*DATASET*:
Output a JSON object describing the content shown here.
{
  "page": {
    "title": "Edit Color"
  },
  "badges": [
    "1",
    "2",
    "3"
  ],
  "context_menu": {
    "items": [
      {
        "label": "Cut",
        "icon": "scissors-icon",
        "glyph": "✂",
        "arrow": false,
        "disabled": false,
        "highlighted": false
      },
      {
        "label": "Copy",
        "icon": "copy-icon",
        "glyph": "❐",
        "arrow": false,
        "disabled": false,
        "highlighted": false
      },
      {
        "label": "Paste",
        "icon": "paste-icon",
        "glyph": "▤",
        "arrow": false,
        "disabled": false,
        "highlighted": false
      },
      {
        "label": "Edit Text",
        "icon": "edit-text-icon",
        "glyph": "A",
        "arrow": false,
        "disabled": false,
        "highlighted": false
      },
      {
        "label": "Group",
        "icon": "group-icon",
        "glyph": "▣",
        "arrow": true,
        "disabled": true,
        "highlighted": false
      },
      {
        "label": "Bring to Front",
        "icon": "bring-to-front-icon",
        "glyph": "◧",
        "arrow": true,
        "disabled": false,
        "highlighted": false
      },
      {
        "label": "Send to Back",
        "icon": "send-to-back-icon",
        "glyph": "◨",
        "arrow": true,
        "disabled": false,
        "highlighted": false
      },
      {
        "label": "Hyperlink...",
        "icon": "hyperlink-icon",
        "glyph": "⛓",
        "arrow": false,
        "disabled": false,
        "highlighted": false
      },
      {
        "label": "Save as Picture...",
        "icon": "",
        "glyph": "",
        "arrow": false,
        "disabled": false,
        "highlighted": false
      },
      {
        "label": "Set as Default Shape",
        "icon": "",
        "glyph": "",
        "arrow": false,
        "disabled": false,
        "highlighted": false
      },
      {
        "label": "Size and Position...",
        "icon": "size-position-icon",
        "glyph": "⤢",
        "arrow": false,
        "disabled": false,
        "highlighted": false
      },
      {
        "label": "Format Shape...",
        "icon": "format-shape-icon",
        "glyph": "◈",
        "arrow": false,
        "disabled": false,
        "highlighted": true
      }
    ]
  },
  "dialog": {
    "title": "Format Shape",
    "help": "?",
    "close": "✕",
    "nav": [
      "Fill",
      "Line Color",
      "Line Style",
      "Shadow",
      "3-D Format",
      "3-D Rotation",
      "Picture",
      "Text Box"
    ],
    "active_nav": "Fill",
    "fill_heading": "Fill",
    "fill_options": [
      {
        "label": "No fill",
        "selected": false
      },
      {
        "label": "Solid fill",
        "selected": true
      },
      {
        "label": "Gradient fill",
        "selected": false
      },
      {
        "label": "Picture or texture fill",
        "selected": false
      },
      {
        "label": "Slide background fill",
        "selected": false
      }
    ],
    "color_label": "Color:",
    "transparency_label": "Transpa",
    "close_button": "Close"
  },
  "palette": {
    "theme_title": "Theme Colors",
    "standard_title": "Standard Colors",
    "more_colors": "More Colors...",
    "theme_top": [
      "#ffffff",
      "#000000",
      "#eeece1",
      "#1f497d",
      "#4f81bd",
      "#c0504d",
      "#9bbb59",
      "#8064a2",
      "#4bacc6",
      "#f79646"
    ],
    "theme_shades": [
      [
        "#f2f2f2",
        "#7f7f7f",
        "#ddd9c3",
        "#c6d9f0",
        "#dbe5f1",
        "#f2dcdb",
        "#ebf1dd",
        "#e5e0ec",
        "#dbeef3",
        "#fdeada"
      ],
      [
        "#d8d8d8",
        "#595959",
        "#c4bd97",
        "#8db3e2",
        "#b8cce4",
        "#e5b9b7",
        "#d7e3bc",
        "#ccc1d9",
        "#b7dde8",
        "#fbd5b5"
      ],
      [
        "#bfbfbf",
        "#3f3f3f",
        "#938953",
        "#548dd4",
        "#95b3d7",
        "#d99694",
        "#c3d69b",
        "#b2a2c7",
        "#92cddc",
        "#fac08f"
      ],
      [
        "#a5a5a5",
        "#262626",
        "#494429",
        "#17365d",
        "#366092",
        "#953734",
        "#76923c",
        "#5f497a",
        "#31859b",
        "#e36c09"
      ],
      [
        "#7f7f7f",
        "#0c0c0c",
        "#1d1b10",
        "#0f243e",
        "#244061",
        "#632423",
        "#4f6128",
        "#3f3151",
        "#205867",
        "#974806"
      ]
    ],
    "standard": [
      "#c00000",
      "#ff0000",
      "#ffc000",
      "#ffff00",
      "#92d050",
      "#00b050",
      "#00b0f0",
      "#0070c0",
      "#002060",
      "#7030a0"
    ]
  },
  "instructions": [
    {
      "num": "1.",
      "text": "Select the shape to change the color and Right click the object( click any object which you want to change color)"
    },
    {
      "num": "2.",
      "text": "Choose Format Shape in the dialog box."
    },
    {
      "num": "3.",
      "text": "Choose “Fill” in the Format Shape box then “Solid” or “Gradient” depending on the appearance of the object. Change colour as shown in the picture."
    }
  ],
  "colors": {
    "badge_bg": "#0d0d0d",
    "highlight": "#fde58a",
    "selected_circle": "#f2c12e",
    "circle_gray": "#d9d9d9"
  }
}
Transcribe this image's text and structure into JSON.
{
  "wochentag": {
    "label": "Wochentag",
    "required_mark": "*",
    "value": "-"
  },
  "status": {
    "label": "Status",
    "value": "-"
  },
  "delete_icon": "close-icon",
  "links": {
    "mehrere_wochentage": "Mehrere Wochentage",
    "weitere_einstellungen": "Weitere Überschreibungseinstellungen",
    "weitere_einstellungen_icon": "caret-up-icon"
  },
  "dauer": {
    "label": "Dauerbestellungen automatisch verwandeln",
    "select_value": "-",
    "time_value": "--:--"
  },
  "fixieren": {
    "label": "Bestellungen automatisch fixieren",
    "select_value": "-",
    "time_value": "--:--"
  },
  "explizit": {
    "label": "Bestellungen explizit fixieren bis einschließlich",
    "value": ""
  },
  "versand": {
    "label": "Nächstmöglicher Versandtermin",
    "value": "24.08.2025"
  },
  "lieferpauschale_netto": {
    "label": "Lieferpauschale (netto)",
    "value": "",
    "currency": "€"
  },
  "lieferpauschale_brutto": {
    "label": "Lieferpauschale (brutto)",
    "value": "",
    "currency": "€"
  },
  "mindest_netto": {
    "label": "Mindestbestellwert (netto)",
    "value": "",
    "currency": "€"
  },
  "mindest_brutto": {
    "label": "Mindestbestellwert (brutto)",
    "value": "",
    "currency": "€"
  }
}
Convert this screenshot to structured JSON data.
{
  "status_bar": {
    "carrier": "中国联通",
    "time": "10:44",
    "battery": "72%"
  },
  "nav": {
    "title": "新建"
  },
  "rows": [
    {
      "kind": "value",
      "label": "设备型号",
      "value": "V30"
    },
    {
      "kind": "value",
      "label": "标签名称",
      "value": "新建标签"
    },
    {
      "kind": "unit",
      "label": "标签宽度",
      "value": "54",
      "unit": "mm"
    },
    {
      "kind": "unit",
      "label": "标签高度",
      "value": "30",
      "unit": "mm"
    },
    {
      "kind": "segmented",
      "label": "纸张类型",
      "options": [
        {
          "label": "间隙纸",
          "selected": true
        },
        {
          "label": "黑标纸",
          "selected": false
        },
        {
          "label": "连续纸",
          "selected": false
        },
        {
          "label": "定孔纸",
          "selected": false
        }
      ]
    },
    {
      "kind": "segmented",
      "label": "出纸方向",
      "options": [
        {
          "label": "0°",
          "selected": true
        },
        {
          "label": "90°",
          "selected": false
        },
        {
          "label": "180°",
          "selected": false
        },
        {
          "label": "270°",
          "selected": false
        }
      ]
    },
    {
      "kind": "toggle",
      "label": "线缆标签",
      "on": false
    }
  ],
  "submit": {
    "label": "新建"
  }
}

*GIVEN TASK*: Above are the records; copy all of them exactly.

*SOLUTION TO THIS TASK*:
Output a JSON object describing the content shown here.
{
  "page": {
    "title": "Edit Color"
  },
  "badges": [
    "1",
    "2",
    "3"
  ],
  "context_menu": {
    "items": [
      {
        "label": "Cut",
        "icon": "scissors-icon",
        "glyph": "✂",
        "arrow": false,
        "disabled": false,
        "highlighted": false
      },
      {
        "label": "Copy",
        "icon": "copy-icon",
        "glyph": "❐",
        "arrow": false,
        "disabled": false,
        "highlighted": false
      },
      {
        "label": "Paste",
        "icon": "paste-icon",
        "glyph": "▤",
        "arrow": false,
        "disabled": false,
        "highlighted": false
      },
      {
        "label": "Edit Text",
        "icon": "edit-text-icon",
        "glyph": "A",
        "arrow": false,
        "disabled": false,
        "highlighted": false
      },
      {
        "label": "Group",
        "icon": "group-icon",
        "glyph": "▣",
        "arrow": true,
        "disabled": true,
        "highlighted": false
      },
      {
        "label": "Bring to Front",
        "icon": "bring-to-front-icon",
        "glyph": "◧",
        "arrow": true,
        "disabled": false,
        "highlighted": false
      },
      {
        "label": "Send to Back",
        "icon": "send-to-back-icon",
        "glyph": "◨",
        "arrow": true,
        "disabled": false,
        "highlighted": false
      },
      {
        "label": "Hyperlink...",
        "icon": "hyperlink-icon",
        "glyph": "⛓",
        "arrow": false,
        "disabled": false,
        "highlighted": false
      },
      {
        "label": "Save as Picture...",
        "icon": "",
        "glyph": "",
        "arrow": false,
        "disabled": false,
        "highlighted": false
      },
      {
        "label": "Set as Default Shape",
        "icon": "",
        "glyph": "",
        "arrow": false,
        "disabled": false,
        "highlighted": false
      },
      {
        "label": "Size and Position...",
        "icon": "size-position-icon",
        "glyph": "⤢",
        "arrow": false,
        "disabled": false,
        "highlighted": false
      },
      {
        "label": "Format Shape...",
        "icon": "format-shape-icon",
        "glyph": "◈",
        "arrow": false,
        "disabled": false,
        "highlighted": true
      }
    ]
  },
  "dialog": {
    "title": "Format Shape",
    "help": "?",
    "close": "✕",
    "nav": [
      "Fill",
      "Line Color",
      "Line Style",
      "Shadow",
      "3-D Format",
      "3-D Rotation",
      "Picture",
      "Text Box"
    ],
    "active_nav": "Fill",
    "fill_heading": "Fill",
    "fill_options": [
      {
        "label": "No fill",
        "selected": false
      },
      {
        "label": "Solid fill",
        "selected": true
      },
      {
        "label": "Gradient fill",
        "selected": false
      },
      {
        "label": "Picture or texture fill",
        "selected": false
      },
      {
        "label": "Slide background fill",
        "selected": false
      }
    ],
    "color_label": "Color:",
    "transparency_label": "Transpa",
    "close_button": "Close"
  },
  "palette": {
    "theme_title": "Theme Colors",
    "standard_title": "Standard Colors",
    "more_colors": "More Colors...",
    "theme_top": [
      "#ffffff",
      "#000000",
      "#eeece1",
      "#1f497d",
      "#4f81bd",
      "#c0504d",
      "#9bbb59",
      "#8064a2",
      "#4bacc6",
      "#f79646"
    ],
    "theme_shades": [
      [
        "#f2f2f2",
        "#7f7f7f",
        "#ddd9c3",
        "#c6d9f0",
        "#dbe5f1",
        "#f2dcdb",
        "#ebf1dd",
        "#e5e0ec",
        "#dbeef3",
        "#fdeada"
      ],
      [
        "#d8d8d8",
        "#595959",
        "#c4bd97",
        "#8db3e2",
        "#b8cce4",
        "#e5b9b7",
        "#d7e3bc",
        "#ccc1d9",
        "#b7dde8",
        "#fbd5b5"
      ],
      [
        "#bfbfbf",
        "#3f3f3f",
        "#938953",
        "#548dd4",
        "#95b3d7",
        "#d99694",
        "#c3d69b",
        "#b2a2c7",
        "#92cddc",
        "#fac08f"
      ],
      [
        "#a5a5a5",
        "#262626",
        "#494429",
        "#17365d",
        "#366092",
        "#953734",
        "#76923c",
        "#5f497a",
        "#31859b",
        "#e36c09"
      ],
      [
        "#7f7f7f",
        "#0c0c0c",
        "#1d1b10",
        "#0f243e",
        "#244061",
        "#632423",
        "#4f6128",
        "#3f3151",
        "#205867",
        "#974806"
      ]
    ],
    "standard": [
      "#c00000",
      "#ff0000",
      "#ffc000",
      "#ffff00",
      "#92d050",
      "#00b050",
      "#00b0f0",
      "#0070c0",
      "#002060",
      "#7030a0"
    ]
  },
  "instructions": [
    {
      "num": "1.",
      "text": "Select the shape to change the color and Right click the object( click any object which you want to change color)"
    },
    {
      "num": "2.",
      "text": "Choose Format Shape in the dialog box."
    },
    {
      "num": "3.",
      "text": "Choose “Fill” in the Format Shape box then “Solid” or “Gradient” depending on the appearance of the object. Change colour as shown in the picture."
    }
  ],
  "colors": {
    "badge_bg": "#0d0d0d",
    "highlight": "#fde58a",
    "selected_circle": "#f2c12e",
    "circle_gray": "#d9d9d9"
  }
}
Transcribe this image's text and structure into JSON.
{
  "wochentag": {
    "label": "Wochentag",
    "required_mark": "*",
    "value": "-"
  },
  "status": {
    "label": "Status",
    "value": "-"
  },
  "delete_icon": "close-icon",
  "links": {
    "mehrere_wochentage": "Mehrere Wochentage",
    "weitere_einstellungen": "Weitere Überschreibungseinstellungen",
    "weitere_einstellungen_icon": "caret-up-icon"
  },
  "dauer": {
    "label": "Dauerbestellungen automatisch verwandeln",
    "select_value": "-",
    "time_value": "--:--"
  },
  "fixieren": {
    "label": "Bestellungen automatisch fixieren",
    "select_value": "-",
    "time_value": "--:--"
  },
  "explizit": {
    "label": "Bestellungen explizit fixieren bis einschließlich",
    "value": ""
  },
  "versand": {
    "label": "Nächstmöglicher Versandtermin",
    "value": "24.08.2025"
  },
  "lieferpauschale_netto": {
    "label": "Lieferpauschale (netto)",
    "value": "",
    "currency": "€"
  },
  "lieferpauschale_brutto": {
    "label": "Lieferpauschale (brutto)",
    "value": "",
    "currency": "€"
  },
  "mindest_netto": {
    "label": "Mindestbestellwert (netto)",
    "value": "",
    "currency": "€"
  },
  "mindest_brutto": {
    "label": "Mindestbestellwert (brutto)",
    "value": "",
    "currency": "€"
  }
}
Convert this screenshot to structured JSON data.
{
  "status_bar": {
    "carrier": "中国联通",
    "time": "10:44",
    "battery": "72%"
  },
  "nav": {
    "title": "新建"
  },
  "rows": [
    {
      "kind": "value",
      "label": "设备型号",
      "value": "V30"
    },
    {
      "kind": "value",
      "label": "标签名称",
      "value": "新建标签"
    },
    {
      "kind": "unit",
      "label": "标签宽度",
      "value": "54",
      "unit": "mm"
    },
    {
      "kind": "unit",
      "label": "标签高度",
      "value": "30",
      "unit": "mm"
    },
    {
      "kind": "segmented",
      "label": "纸张类型",
      "options": [
        {
          "label": "间隙纸",
          "selected": true
        },
        {
          "label": "黑标纸",
          "selected": false
        },
        {
          "label": "连续纸",
          "selected": false
        },
        {
          "label": "定孔纸",
          "selected": false
        }
      ]
    },
    {
      "kind": "segmented",
      "label": "出纸方向",
      "options": [
        {
          "label": "0°",
          "selected": true
        },
        {
          "label": "90°",
          "selected": false
        },
        {
          "label": "180°",
          "selected": false
        },
        {
          "label": "270°",
          "selected": false
        }
      ]
    },
    {
      "kind": "toggle",
      "label": "线缆标签",
      "on": false
    }
  ],
  "submit": {
    "label": "新建"
  }
}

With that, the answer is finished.